§ **PROVIDED ENTRIES**
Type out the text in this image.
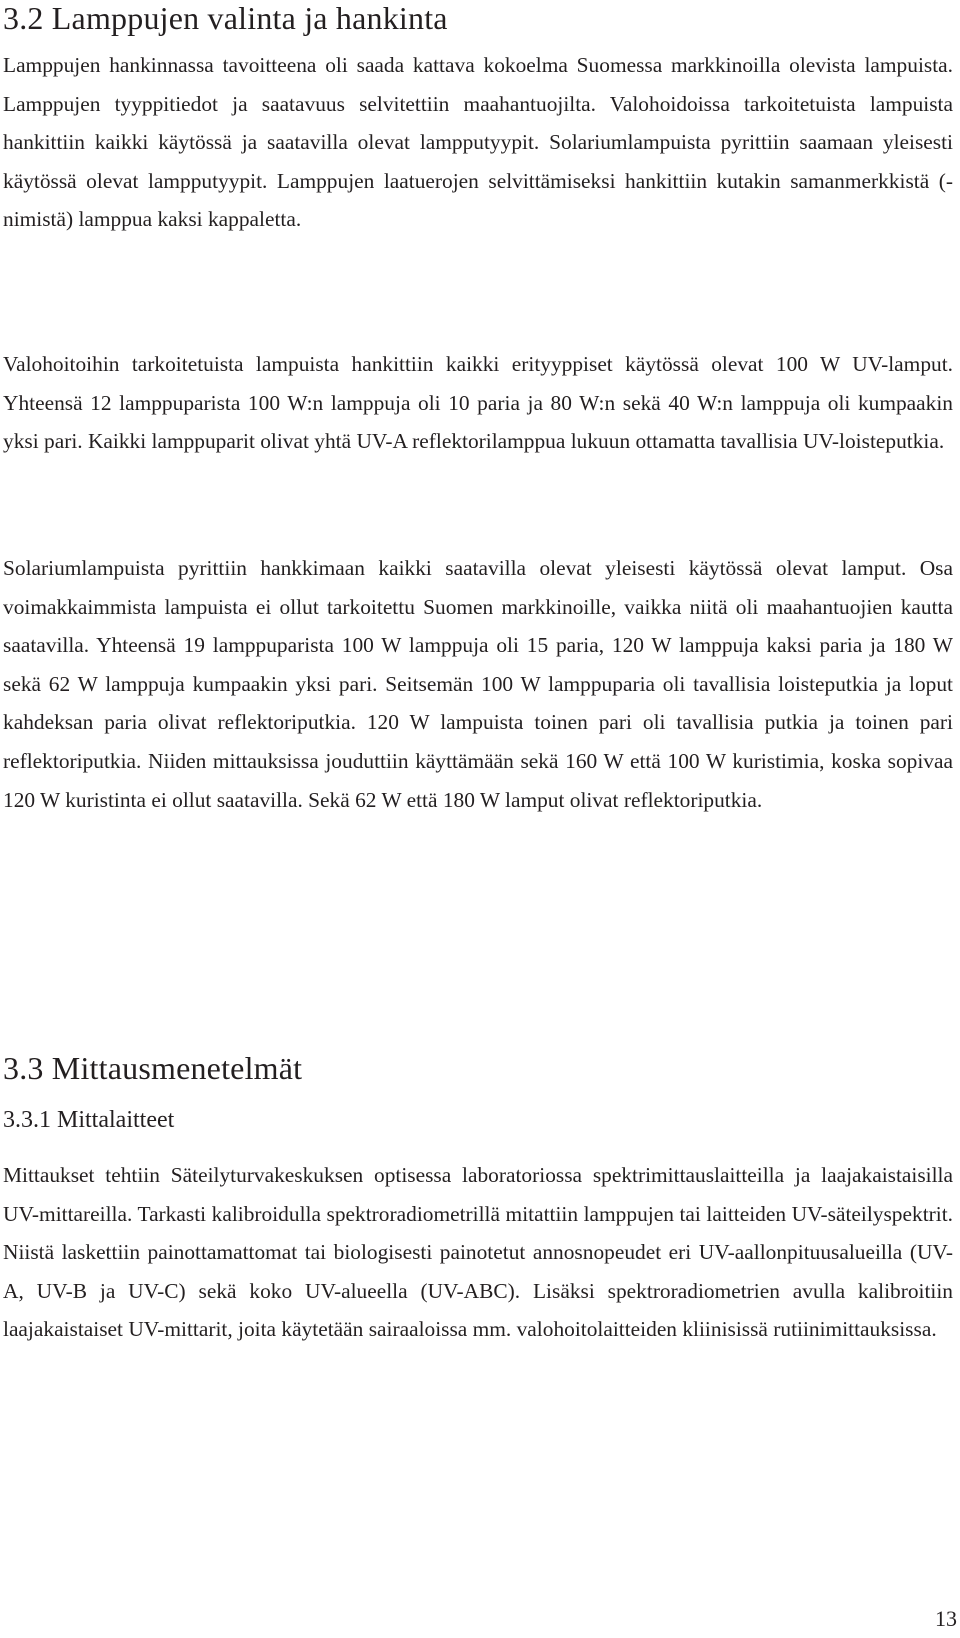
3.2 Lamppujen valinta ja hankinta

Lamppujen hankinnassa tavoitteena oli saada kattava kokoelma Suomessa markkinoilla olevista lampuista. Lamppujen tyyppitiedot ja saatavuus selvitettiin maahantuojilta. Valohoidoissa tarkoitetuista lampuista hankittiin kaikki käytössä ja saatavilla olevat lampputyypit. Solariumlampuista pyrittiin saamaan yleisesti käytössä olevat lampputyypit. Lamppujen laatuerojen selvittämiseksi hankittiin kutakin samanmerkkistä (-nimistä) lamppua kaksi kappaletta.

Valohoitoihin tarkoitetuista lampuista hankittiin kaikki erityyppiset käytössä olevat 100 W UV-lamput. Yhteensä 12 lamppuparista 100 W:n lamppuja oli 10 paria ja 80 W:n sekä 40 W:n lamppuja oli kumpaakin yksi pari. Kaikki lamppuparit olivat yhtä UV-A reflektorilamppua lukuun ottamatta tavallisia UV-loisteputkia.

Solariumlampuista pyrittiin hankkimaan kaikki saatavilla olevat yleisesti käytössä olevat lamput. Osa voimakkaimmista lampuista ei ollut tarkoitettu Suomen markkinoille, vaikka niitä oli maahantuojien kautta saatavilla. Yhteensä 19 lamppuparista 100 W lamppuja oli 15 paria, 120 W lamppuja kaksi paria ja 180 W sekä 62 W lamppuja kumpaakin yksi pari. Seitsemän 100 W lamppuparia oli tavallisia loisteputkia ja loput kahdeksan paria olivat reflektoriputkia. 120 W lampuista toinen pari oli tavallisia putkia ja toinen pari reflektoriputkia. Niiden mittauksissa jouduttiin käyttämään sekä 160 W että 100 W kuristimia, koska sopivaa 120 W kuristinta ei ollut saatavilla. Sekä 62 W että 180 W lamput olivat reflektoriputkia.

3.3 Mittausmenetelmät
3.3.1 Mittalaitteet

Mittaukset tehtiin Säteilyturvakeskuksen optisessa laboratoriossa spektrimittauslaitteilla ja laajakaistaisilla UV-mittareilla. Tarkasti kalibroidulla spektroradiometrillä mitattiin lamppujen tai laitteiden UV-säteilyspektrit. Niistä laskettiin painottamattomat tai biologisesti painotetut annosnopeudet eri UV-aallonpituusalueilla (UV-A, UV-B ja UV-C) sekä koko UV-alueella (UV-ABC). Lisäksi spektroradiometrien avulla kalibroitiin laajakaistaiset UV-mittarit, joita käytetään sairaaloissa mm. valohoitolaitteiden kliinisissä rutiinimittauksissa.

13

§ **EXERCISE TASK**
Find the lines that include the string "lampuista", then copy each of them.

§ **THE OUTPUT**
Lamppujen hankinnassa tavoitteena oli saada kattava kokoelma Suomessa markkinoilla olevista lampuista. Lamppujen tyyppitiedot ja saatavuus selvitettiin maahantuojilta. Valohoidoissa tarkoitetuista lampuista hankittiin kaikki käytössä ja saatavilla olevat lampputyypit. Solariumlampuista pyrittiin saamaan yleisesti käytössä olevat lampputyypit. Lamppujen laatuerojen selvittämiseksi hankittiin kutakin samanmerkkistä (-nimistä) lamppua kaksi kappaletta.
Valohoitoihin tarkoitetuista lampuista hankittiin kaikki erityyppiset käytössä olevat 100 W UV-lamput. Yhteensä 12 lamppuparista 100 W:n lamppuja oli 10 paria ja 80 W:n sekä 40 W:n lamppuja oli kumpaakin yksi pari. Kaikki lamppuparit olivat yhtä UV-A reflektorilamppua lukuun ottamatta tavallisia UV-loisteputkia.
Solariumlampuista pyrittiin hankkimaan kaikki saatavilla olevat yleisesti käytössä olevat lamput. Osa voimakkaimmista lampuista ei ollut tarkoitettu Suomen markkinoille, vaikka niitä oli maahantuojien kautta saatavilla. Yhteensä 19 lamppuparista 100 W lamppuja oli 15 paria, 120 W lamppuja kaksi paria ja 180 W sekä 62 W lamppuja kumpaakin yksi pari. Seitsemän 100 W lamppuparia oli tavallisia loisteputkia ja loput kahdeksan paria olivat reflektoriputkia. 120 W lampuista toinen pari oli tavallisia putkia ja toinen pari reflektoriputkia. Niiden mittauksissa jouduttiin käyttämään sekä 160 W että 100 W kuristimia, koska sopivaa 120 W kuristinta ei ollut saatavilla. Sekä 62 W että 180 W lamput olivat reflektoriputkia.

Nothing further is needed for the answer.